Some records

######

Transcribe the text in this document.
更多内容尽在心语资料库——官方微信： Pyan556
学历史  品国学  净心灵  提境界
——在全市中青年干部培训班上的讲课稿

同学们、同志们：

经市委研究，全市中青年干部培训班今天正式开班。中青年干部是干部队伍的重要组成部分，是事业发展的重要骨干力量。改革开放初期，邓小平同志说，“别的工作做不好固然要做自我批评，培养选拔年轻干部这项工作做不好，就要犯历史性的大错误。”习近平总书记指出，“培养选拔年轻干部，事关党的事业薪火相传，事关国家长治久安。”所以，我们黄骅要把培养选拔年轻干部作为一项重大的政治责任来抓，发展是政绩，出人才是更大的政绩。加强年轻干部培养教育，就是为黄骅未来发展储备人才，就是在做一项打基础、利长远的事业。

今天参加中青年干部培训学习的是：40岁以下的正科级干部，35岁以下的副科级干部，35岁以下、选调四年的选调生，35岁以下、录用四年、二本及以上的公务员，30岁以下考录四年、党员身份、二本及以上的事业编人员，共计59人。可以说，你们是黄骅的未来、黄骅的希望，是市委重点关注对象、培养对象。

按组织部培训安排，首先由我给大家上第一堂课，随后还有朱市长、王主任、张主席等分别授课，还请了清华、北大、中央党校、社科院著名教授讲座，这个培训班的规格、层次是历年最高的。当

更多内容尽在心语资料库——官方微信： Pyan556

######

Transcribe each record exactly. Leave nothing out.

Transcribe the text in this document.
更多内容尽在心语资料库——官方微信： Pyan556
学历史  品国学  净心灵  提境界
——在全市中青年干部培训班上的讲课稿

同学们、同志们：

经市委研究，全市中青年干部培训班今天正式开班。中青年干部是干部队伍的重要组成部分，是事业发展的重要骨干力量。改革开放初期，邓小平同志说，“别的工作做不好固然要做自我批评，培养选拔年轻干部这项工作做不好，就要犯历史性的大错误。”习近平总书记指出，“培养选拔年轻干部，事关党的事业薪火相传，事关国家长治久安。”所以，我们黄骅要把培养选拔年轻干部作为一项重大的政治责任来抓，发展是政绩，出人才是更大的政绩。加强年轻干部培养教育，就是为黄骅未来发展储备人才，就是在做一项打基础、利长远的事业。

今天参加中青年干部培训学习的是：40岁以下的正科级干部，35岁以下的副科级干部，35岁以下、选调四年的选调生，35岁以下、录用四年、二本及以上的公务员，30岁以下考录四年、党员身份、二本及以上的事业编人员，共计59人。可以说，你们是黄骅的未来、黄骅的希望，是市委重点关注对象、培养对象。

按组织部培训安排，首先由我给大家上第一堂课，随后还有朱市长、王主任、张主席等分别授课，还请了清华、北大、中央党校、社科院著名教授讲座，这个培训班的规格、层次是历年最高的。当

更多内容尽在心语资料库——官方微信： Pyan556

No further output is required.